═════ Data rows ═════

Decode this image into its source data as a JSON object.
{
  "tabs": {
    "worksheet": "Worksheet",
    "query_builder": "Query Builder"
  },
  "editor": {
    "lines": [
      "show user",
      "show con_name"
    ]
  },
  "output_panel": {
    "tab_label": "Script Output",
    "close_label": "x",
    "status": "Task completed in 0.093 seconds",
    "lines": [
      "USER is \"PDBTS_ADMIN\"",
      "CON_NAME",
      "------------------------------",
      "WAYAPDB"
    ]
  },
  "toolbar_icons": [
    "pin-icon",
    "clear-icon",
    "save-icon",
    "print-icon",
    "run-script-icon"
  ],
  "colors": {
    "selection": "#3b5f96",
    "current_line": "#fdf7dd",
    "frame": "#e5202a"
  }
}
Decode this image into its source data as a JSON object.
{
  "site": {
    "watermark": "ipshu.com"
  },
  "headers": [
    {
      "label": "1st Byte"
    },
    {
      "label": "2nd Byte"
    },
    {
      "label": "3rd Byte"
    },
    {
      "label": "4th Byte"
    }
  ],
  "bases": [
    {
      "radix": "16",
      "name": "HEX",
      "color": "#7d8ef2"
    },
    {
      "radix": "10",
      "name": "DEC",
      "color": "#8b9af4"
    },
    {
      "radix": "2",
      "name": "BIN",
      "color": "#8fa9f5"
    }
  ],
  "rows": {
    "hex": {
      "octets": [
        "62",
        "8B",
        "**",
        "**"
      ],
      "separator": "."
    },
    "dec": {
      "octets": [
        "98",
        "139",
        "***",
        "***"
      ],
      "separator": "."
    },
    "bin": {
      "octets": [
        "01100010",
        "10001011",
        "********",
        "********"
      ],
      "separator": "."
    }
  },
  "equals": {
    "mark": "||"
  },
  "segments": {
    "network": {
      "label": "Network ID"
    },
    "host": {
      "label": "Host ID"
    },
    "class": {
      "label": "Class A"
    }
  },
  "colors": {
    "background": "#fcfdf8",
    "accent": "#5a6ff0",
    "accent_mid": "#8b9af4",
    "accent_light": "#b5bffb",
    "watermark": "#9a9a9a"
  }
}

═════

- [What is being asked] Select the lines that carry the string "watermark" and copy them.

- [The response]
    "watermark": "ipshu.com"
    "watermark": "#9a9a9a"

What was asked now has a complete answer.